__Required task__. Search the data for the word "starts" and copy every line where it occurs.

__Data for the task__.
====
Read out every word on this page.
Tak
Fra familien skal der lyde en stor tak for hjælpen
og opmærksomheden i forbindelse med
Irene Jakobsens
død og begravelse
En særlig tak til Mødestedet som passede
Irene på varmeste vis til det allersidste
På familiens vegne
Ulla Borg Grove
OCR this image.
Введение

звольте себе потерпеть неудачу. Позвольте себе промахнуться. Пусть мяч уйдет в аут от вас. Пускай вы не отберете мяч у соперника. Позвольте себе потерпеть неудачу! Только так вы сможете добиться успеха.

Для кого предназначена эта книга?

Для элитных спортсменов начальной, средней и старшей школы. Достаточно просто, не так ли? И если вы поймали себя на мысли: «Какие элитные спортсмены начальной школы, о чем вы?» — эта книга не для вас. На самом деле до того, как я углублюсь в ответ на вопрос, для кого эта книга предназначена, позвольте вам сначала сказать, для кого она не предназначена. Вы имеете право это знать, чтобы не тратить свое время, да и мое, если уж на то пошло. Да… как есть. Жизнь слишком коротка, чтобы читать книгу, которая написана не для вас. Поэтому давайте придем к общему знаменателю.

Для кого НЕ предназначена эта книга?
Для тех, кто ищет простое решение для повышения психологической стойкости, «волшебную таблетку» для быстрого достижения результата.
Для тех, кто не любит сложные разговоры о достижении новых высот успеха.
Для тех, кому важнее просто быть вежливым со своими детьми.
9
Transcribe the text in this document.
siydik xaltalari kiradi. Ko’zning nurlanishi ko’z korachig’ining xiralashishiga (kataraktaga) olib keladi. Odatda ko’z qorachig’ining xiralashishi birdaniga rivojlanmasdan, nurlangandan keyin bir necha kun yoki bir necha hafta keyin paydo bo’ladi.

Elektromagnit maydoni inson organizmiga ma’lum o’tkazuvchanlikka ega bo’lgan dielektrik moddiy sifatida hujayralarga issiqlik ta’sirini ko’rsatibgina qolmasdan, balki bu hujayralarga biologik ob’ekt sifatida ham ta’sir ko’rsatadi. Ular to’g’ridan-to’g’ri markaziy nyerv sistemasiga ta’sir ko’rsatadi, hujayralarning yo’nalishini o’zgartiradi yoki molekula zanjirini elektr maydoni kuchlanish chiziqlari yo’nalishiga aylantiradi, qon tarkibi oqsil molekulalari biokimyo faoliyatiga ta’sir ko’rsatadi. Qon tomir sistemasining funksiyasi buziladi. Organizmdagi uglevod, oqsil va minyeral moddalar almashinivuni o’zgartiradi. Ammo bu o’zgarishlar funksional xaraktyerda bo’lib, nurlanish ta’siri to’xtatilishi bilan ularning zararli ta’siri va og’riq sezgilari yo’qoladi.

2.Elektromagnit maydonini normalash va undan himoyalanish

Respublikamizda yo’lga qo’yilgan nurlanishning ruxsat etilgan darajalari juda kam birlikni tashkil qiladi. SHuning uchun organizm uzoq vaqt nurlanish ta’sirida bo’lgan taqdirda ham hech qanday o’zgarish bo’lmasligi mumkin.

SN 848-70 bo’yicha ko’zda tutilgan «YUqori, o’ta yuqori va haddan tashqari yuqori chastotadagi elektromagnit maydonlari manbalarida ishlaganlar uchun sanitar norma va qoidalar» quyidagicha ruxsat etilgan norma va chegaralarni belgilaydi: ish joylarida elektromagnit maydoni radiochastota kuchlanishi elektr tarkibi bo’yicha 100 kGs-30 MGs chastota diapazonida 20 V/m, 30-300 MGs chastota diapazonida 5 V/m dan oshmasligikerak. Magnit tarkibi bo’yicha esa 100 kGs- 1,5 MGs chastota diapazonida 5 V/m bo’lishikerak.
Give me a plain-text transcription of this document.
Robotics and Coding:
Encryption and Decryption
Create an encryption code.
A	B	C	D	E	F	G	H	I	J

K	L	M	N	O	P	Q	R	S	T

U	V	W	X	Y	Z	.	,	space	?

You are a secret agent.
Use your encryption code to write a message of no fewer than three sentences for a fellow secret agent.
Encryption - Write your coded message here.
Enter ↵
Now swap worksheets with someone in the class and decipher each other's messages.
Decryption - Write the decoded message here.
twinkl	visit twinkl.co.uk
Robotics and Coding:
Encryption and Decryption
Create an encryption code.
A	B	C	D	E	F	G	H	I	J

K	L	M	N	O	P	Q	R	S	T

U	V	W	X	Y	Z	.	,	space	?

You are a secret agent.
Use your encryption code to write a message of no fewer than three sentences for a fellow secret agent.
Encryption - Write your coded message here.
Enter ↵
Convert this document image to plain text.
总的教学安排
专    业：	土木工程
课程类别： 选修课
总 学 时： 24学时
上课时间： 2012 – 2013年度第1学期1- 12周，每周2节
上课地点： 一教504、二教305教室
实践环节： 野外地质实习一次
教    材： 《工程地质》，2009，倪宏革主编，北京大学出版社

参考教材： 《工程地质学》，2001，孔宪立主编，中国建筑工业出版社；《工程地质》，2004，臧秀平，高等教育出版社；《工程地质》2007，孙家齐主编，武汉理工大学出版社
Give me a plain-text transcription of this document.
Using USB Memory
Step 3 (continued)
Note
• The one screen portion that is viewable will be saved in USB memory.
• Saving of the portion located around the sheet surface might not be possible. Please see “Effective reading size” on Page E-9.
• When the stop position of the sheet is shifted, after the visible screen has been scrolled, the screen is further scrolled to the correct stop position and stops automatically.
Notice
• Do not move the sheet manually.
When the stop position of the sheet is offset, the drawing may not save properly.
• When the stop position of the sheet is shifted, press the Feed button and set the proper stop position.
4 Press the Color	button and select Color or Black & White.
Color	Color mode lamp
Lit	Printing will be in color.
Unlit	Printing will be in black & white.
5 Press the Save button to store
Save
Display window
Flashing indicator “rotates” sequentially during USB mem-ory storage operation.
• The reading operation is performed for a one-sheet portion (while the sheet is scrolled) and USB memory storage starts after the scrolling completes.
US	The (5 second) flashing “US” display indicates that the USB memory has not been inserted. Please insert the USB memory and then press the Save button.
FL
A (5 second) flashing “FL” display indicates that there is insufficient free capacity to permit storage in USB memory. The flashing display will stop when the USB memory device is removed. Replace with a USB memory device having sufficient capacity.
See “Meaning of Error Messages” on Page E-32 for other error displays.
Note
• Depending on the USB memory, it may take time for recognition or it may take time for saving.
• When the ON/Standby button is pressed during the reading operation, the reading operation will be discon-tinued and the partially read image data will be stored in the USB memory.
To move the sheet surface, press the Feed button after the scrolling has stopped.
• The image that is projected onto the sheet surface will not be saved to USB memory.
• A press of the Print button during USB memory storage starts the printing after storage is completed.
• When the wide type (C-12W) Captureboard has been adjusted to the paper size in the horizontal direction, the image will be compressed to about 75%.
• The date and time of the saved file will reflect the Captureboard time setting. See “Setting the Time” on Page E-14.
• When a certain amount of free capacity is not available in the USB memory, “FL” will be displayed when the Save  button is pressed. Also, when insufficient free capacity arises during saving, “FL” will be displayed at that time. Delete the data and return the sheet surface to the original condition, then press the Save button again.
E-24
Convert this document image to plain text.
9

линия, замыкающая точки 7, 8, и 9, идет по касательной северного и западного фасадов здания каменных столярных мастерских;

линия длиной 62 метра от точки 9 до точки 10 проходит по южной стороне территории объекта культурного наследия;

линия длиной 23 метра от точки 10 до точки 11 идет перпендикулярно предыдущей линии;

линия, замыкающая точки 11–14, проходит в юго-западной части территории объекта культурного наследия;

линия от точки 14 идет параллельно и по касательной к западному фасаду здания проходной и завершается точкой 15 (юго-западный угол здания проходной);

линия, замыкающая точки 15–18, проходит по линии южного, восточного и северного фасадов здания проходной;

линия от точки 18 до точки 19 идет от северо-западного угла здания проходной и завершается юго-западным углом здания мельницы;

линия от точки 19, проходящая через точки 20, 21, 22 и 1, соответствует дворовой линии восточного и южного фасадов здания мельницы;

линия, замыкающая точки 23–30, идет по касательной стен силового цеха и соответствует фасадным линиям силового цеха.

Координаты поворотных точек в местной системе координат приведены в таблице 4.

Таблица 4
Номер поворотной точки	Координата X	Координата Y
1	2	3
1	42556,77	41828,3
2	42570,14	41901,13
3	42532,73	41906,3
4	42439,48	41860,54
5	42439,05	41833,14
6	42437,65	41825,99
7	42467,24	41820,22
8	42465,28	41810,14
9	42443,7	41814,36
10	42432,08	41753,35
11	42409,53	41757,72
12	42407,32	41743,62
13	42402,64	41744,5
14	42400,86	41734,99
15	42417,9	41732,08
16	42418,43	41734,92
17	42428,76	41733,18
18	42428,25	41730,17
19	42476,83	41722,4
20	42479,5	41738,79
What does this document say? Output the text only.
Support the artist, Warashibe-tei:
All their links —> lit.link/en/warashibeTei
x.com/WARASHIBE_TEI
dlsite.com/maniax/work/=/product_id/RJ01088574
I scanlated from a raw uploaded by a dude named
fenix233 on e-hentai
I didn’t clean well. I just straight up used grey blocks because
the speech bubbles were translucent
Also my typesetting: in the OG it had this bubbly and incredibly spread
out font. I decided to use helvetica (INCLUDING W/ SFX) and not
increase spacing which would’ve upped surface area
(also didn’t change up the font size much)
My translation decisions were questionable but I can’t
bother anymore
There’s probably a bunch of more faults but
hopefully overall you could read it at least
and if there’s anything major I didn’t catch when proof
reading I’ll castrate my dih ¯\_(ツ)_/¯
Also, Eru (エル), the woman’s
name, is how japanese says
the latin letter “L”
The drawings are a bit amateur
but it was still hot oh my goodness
====
__Solution to this task__.
• The reading operation is performed for a one-sheet portion (while the sheet is scrolled) and USB memory storage starts after the scrolling completes.
• A press of the Print button during USB memory storage starts the printing after storage is completed.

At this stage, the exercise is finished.